Answer with one number: how many lines hold "small".

(Records that describe figures)

_ _ _

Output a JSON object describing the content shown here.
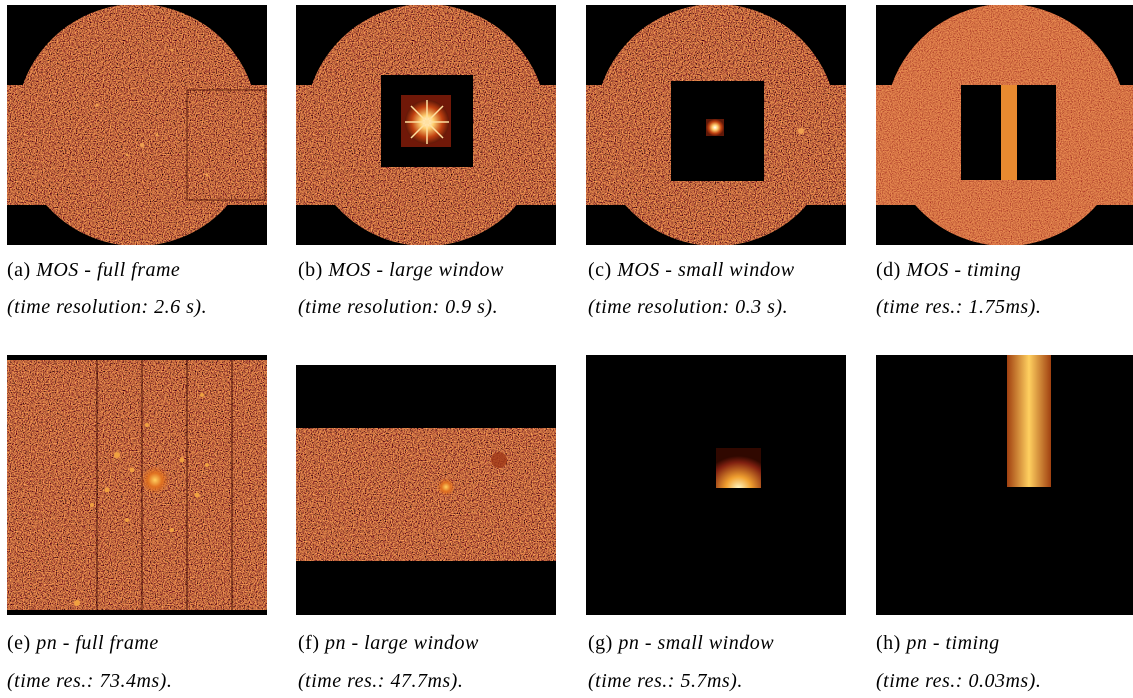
{
  "panels": [
    {
      "label": "(a)",
      "title": "MOS - full frame",
      "detail": "(time resolution: 2.6 s)."
    },
    {
      "label": "(b)",
      "title": "MOS - large window",
      "detail": "(time resolution: 0.9 s)."
    },
    {
      "label": "(c)",
      "title": "MOS - small window",
      "detail": "(time resolution: 0.3 s)."
    },
    {
      "label": "(d)",
      "title": "MOS - timing",
      "detail": "(time res.: 1.75ms)."
    },
    {
      "label": "(e)",
      "title": "pn - full frame",
      "detail": "(time res.: 73.4ms)."
    },
    {
      "label": "(f)",
      "title": "pn - large window",
      "detail": "(time res.: 47.7ms)."
    },
    {
      "label": "(g)",
      "title": "pn - small window",
      "detail": "(time res.: 5.7ms)."
    },
    {
      "label": "(h)",
      "title": "pn - timing",
      "detail": "(time res.: 0.03ms)."
    }
  ]
}
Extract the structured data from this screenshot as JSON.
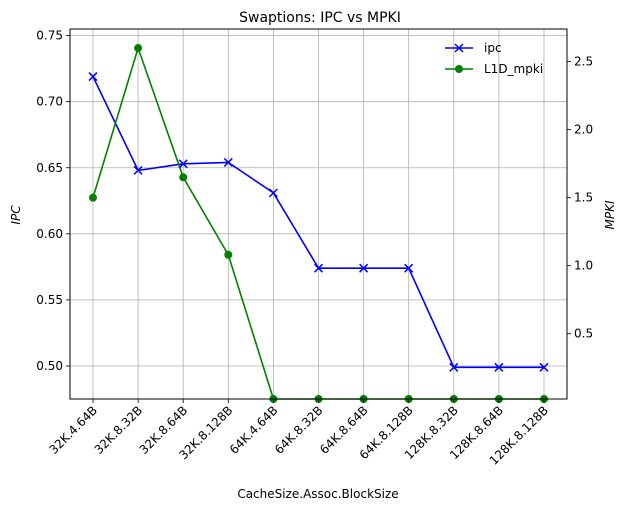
{
  "chart_data": {
    "type": "line",
    "title": "Swaptions: IPC vs MPKI",
    "xlabel": "CacheSize.Assoc.BlockSize",
    "ylabel_left": "IPC",
    "ylabel_right": "MPKI",
    "categories": [
      "32K.4.64B",
      "32K.8.32B",
      "32K.8.64B",
      "32K.8.128B",
      "64K.4.64B",
      "64K.8.32B",
      "64K.8.64B",
      "64K.8.128B",
      "128K.8.32B",
      "128K.8.64B",
      "128K.8.128B"
    ],
    "ylim_left": [
      0.475,
      0.755
    ],
    "yticks_left": [
      "0.50",
      "0.55",
      "0.60",
      "0.65",
      "0.70",
      "0.75"
    ],
    "ylim_right": [
      0.02,
      2.74
    ],
    "yticks_right": [
      "0.5",
      "1.0",
      "1.5",
      "2.0",
      "2.5"
    ],
    "grid": true,
    "legend_position": "top-right",
    "series": [
      {
        "name": "ipc",
        "axis": "left",
        "color": "#0000ff",
        "marker": "x",
        "values": [
          0.719,
          0.648,
          0.653,
          0.654,
          0.631,
          0.574,
          0.574,
          0.574,
          0.499,
          0.499,
          0.499
        ]
      },
      {
        "name": "L1D_mpki",
        "axis": "right",
        "color": "#008000",
        "marker": "o",
        "values": [
          1.5,
          2.6,
          1.65,
          1.08,
          0.02,
          0.02,
          0.02,
          0.02,
          0.02,
          0.02,
          0.02
        ]
      }
    ]
  }
}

_ _ _

*ANSWER FOR THE TASK*
2